## [Job]
Comb the records below for the string "написание" and copy each line where it turns up.

## [Records supplied]
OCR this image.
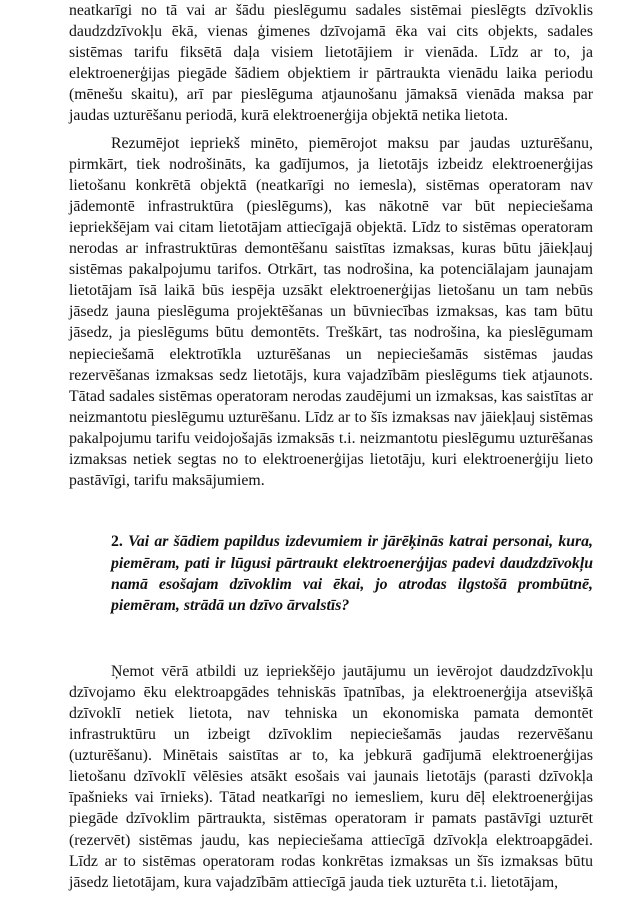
neatkarīgi no tā vai ar šādu pieslēgumu sadales sistēmai pieslēgts dzīvoklis daudzdzīvokļu ēkā, vienas ģimenes dzīvojamā ēka vai cits objekts, sadales sistēmas tarifu fiksētā daļa visiem lietotājiem ir vienāda. Līdz ar to, ja elektroenerģijas piegāde šādiem objektiem ir pārtraukta vienādu laika periodu (mēnešu skaitu), arī par pieslēguma atjaunošanu jāmaksā vienāda maksa par jaudas uzturēšanu periodā, kurā elektroenerģija objektā netika lietota.

Rezumējot iepriekš minēto, piemērojot maksu par jaudas uzturēšanu, pirmkārt, tiek nodrošināts, ka gadījumos, ja lietotājs izbeidz elektroenerģijas lietošanu konkrētā objektā (neatkarīgi no iemesla), sistēmas operatoram nav jādemontē infrastruktūra (pieslēgums), kas nākotnē var būt nepieciešama iepriekšējam vai citam lietotājam attiecīgajā objektā. Līdz to sistēmas operatoram nerodas ar infrastruktūras demontēšanu saistītas izmaksas, kuras būtu jāiekļauj sistēmas pakalpojumu tarifos. Otrkārt, tas nodrošina, ka potenciālajam jaunajam lietotājam īsā laikā būs iespēja uzsākt elektroenerģijas lietošanu un tam nebūs jāsedz jauna pieslēguma projektēšanas un būvniecības izmaksas, kas tam būtu jāsedz, ja pieslēgums būtu demontēts. Treškārt, tas nodrošina, ka pieslēgumam nepieciešamā elektrotīkla uzturēšanas un nepieciešamās sistēmas jaudas rezervēšanas izmaksas sedz lietotājs, kura vajadzībām pieslēgums tiek atjaunots. Tātad sadales sistēmas operatoram nerodas zaudējumi un izmaksas, kas saistītas ar neizmantotu pieslēgumu uzturēšanu. Līdz ar to šīs izmaksas nav jāiekļauj sistēmas pakalpojumu tarifu veidojošajās izmaksās t.i. neizmantotu pieslēgumu uzturēšanas izmaksas netiek segtas no to elektroenerģijas lietotāju, kuri elektroenerģiju lieto pastāvīgi, tarifu maksājumiem.

2. Vai ar šādiem papildus izdevumiem ir jārēķinās katrai personai, kura, piemēram, pati ir lūgusi pārtraukt elektroenerģijas padevi daudzdzīvokļu namā esošajam dzīvoklim vai ēkai, jo atrodas ilgstošā prombūtnē, piemēram, strādā un dzīvo ārvalstīs?

Ņemot vērā atbildi uz iepriekšējo jautājumu un ievērojot daudzdzīvokļu dzīvojamo ēku elektroapgādes tehniskās īpatnības, ja elektroenerģija atsevišķā dzīvoklī netiek lietota, nav tehniska un ekonomiska pamata demontēt infrastruktūru un izbeigt dzīvoklim nepieciešamās jaudas rezervēšanu (uzturēšanu). Minētais saistītas ar to, ka jebkurā gadījumā elektroenerģijas lietošanu dzīvoklī vēlēsies atsākt esošais vai jaunais lietotājs (parasti dzīvokļa īpašnieks vai īrnieks). Tātad neatkarīgi no iemesliem, kuru dēļ elektroenerģijas piegāde dzīvoklim pārtraukta, sistēmas operatoram ir pamats pastāvīgi uzturēt (rezervēt) sistēmas jaudu, kas nepieciešama attiecīgā dzīvokļa elektroapgādei. Līdz ar to sistēmas operatoram rodas konkrētas izmaksas un šīs izmaksas būtu jāsedz lietotājam, kura vajadzībām attiecīgā jauda tiek uzturēta t.i. lietotājam,
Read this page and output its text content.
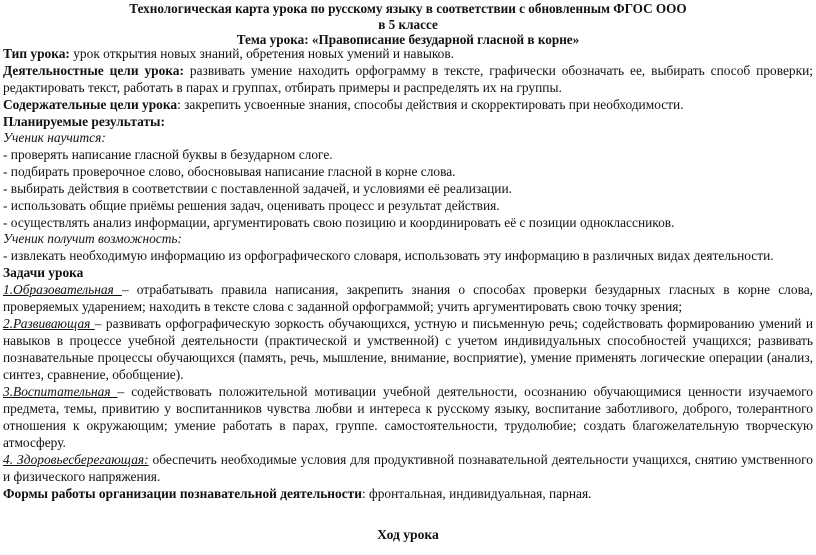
Технологическая карта урока по русскому языку в соответствии с обновленным ФГОС ООО
в 5 классе
Тема урока: «Правописание безударной гласной в корне»
Тип урока: урок открытия новых знаний, обретения новых умений и навыков.
Деятельностные цели урока: развивать умение находить орфограмму в тексте, графически обозначать ее, выбирать способ проверки;
редактировать текст, работать в парах и группах, отбирать примеры и распределять их на группы.
Содержательные цели урока: закрепить усвоенные знания, способы действия и скорректировать при необходимости.
Планируемые результаты:
Ученик научится:
- проверять написание гласной буквы в безударном слоге.
- подбирать проверочное слово, обосновывая написание гласной в корне слова.
- выбирать действия в соответствии с поставленной задачей, и условиями её реализации.
- использовать общие приёмы решения задач, оценивать процесс и результат действия.
- осуществлять анализ информации, аргументировать свою позицию и координировать её с позиции одноклассников.
Ученик получит возможность:
- извлекать необходимую информацию из орфографического словаря, использовать эту информацию в различных видах деятельности.
Задачи урока
1.Образовательная – отрабатывать правила написания, закрепить знания о способах проверки безударных гласных в корне слова,
проверяемых ударением; находить в тексте слова с заданной орфограммой; учить аргументировать свою точку зрения;
2.Развивающая – развивать орфографическую зоркость обучающихся, устную и письменную речь; содействовать формированию умений и
навыков в процессе учебной деятельности (практической и умственной) с учетом индивидуальных способностей учащихся; развивать
познавательные процессы обучающихся (память, речь, мышление, внимание, восприятие), умение применять логические операции (анализ,
синтез, сравнение, обобщение).
3.Воспитательная – содействовать положительной мотивации учебной деятельности, осознанию обучающимися ценности изучаемого
предмета, темы, привитию у воспитанников чувства любви и интереса к русскому языку, воспитание заботливого, доброго, толерантного
отношения к окружающим; умение работать в парах, группе. самостоятельности, трудолюбие; создать благожелательную творческую
атмосферу.
4. Здоровьесберегающая: обеспечить необходимые условия для продуктивной познавательной деятельности учащихся, снятию умственного
и физического напряжения.
Формы работы организации познавательной деятельности: фронтальная, индивидуальная, парная.
Ход урока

## [Solution to this exercise]
- проверять написание гласной буквы в безударном слоге.
- подбирать проверочное слово, обосновывая написание гласной в корне слова.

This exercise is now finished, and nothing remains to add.